| Directions for this task |
Set down each of the following entries line by line, matching every character, number, and space without change.

| Dataset excerpt |
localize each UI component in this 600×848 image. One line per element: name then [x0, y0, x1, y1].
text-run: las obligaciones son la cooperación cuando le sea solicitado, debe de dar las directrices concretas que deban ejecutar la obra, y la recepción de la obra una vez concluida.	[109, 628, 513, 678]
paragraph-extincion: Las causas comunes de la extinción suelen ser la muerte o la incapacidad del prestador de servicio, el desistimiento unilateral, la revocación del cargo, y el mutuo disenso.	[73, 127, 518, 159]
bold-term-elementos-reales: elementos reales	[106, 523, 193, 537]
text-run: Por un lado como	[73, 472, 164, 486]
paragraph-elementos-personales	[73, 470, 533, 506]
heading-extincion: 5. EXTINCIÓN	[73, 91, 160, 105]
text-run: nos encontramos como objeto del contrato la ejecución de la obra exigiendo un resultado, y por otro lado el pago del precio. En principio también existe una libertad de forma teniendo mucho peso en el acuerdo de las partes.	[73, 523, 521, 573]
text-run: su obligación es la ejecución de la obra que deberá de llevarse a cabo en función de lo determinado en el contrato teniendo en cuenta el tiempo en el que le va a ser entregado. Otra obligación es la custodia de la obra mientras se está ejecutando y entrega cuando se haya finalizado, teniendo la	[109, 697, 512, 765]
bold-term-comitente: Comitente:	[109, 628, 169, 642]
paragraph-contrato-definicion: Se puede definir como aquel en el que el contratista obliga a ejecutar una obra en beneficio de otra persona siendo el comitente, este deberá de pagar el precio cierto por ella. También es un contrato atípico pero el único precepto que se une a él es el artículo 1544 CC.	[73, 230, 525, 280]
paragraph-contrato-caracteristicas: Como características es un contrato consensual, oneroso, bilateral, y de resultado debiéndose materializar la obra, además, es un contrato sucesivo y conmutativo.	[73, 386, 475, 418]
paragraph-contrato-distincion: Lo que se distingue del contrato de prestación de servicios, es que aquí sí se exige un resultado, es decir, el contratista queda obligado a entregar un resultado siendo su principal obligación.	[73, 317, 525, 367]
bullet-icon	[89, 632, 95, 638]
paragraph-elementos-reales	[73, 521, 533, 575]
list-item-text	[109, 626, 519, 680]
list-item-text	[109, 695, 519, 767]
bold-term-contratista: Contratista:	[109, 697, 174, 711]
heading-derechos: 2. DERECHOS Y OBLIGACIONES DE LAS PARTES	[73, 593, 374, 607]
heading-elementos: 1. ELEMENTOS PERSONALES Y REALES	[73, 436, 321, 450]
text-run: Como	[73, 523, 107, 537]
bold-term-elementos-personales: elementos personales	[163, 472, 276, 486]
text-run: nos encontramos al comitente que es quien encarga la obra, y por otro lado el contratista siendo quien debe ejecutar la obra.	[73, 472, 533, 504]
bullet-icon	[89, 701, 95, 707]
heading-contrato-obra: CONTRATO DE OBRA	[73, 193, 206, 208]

| Correct output |
localize each UI component in this 600×848 image. One line per element: name then [x0, y0, x1, y1].
text-run: las obligaciones son la cooperación cuando le sea solicitado, debe de dar las directrices concretas que deban ejecutar la obra, y la recepción de la obra una vez concluida.	[109, 628, 513, 678]
paragraph-extincion: Las causas comunes de la extinción suelen ser la muerte o la incapacidad del prestador de servicio, el desistimiento unilateral, la revocación del cargo, y el mutuo disenso.	[73, 127, 518, 159]
bold-term-elementos-reales: elementos reales	[106, 523, 193, 537]
text-run: Por un lado como	[73, 472, 164, 486]
paragraph-elementos-personales	[73, 470, 533, 506]
heading-extincion: 5. EXTINCIÓN	[73, 91, 160, 105]
text-run: nos encontramos como objeto del contrato la ejecución de la obra exigiendo un resultado, y por otro lado el pago del precio. En principio también existe una libertad de forma teniendo mucho peso en el acuerdo de las partes.	[73, 523, 521, 573]
text-run: su obligación es la ejecución de la obra que deberá de llevarse a cabo en función de lo determinado en el contrato teniendo en cuenta el tiempo en el que le va a ser entregado. Otra obligación es la custodia de la obra mientras se está ejecutando y entrega cuando se haya finalizado, teniendo la	[109, 697, 512, 765]
bold-term-comitente: Comitente:	[109, 628, 169, 642]
paragraph-contrato-definicion: Se puede definir como aquel en el que el contratista obliga a ejecutar una obra en beneficio de otra persona siendo el comitente, este deberá de pagar el precio cierto por ella. También es un contrato atípico pero el único precepto que se une a él es el artículo 1544 CC.	[73, 230, 525, 280]
paragraph-contrato-caracteristicas: Como características es un contrato consensual, oneroso, bilateral, y de resultado debiéndose materializar la obra, además, es un contrato sucesivo y conmutativo.	[73, 386, 475, 418]
paragraph-contrato-distincion: Lo que se distingue del contrato de prestación de servicios, es que aquí sí se exige un resultado, es decir, el contratista queda obligado a entregar un resultado siendo su principal obligación.	[73, 317, 525, 367]
bullet-icon	[89, 632, 95, 638]
paragraph-elementos-reales	[73, 521, 533, 575]
list-item-text	[109, 626, 519, 680]
list-item-text	[109, 695, 519, 767]
bold-term-contratista: Contratista:	[109, 697, 174, 711]
heading-derechos: 2. DERECHOS Y OBLIGACIONES DE LAS PARTES	[73, 593, 374, 607]
heading-elementos: 1. ELEMENTOS PERSONALES Y REALES	[73, 436, 321, 450]
text-run: Como	[73, 523, 107, 537]
bold-term-elementos-personales: elementos personales	[163, 472, 276, 486]
text-run: nos encontramos al comitente que es quien encarga la obra, y por otro lado el contratista siendo quien debe ejecutar la obra.	[73, 472, 533, 504]
bullet-icon	[89, 701, 95, 707]
heading-contrato-obra: CONTRATO DE OBRA	[73, 193, 206, 208]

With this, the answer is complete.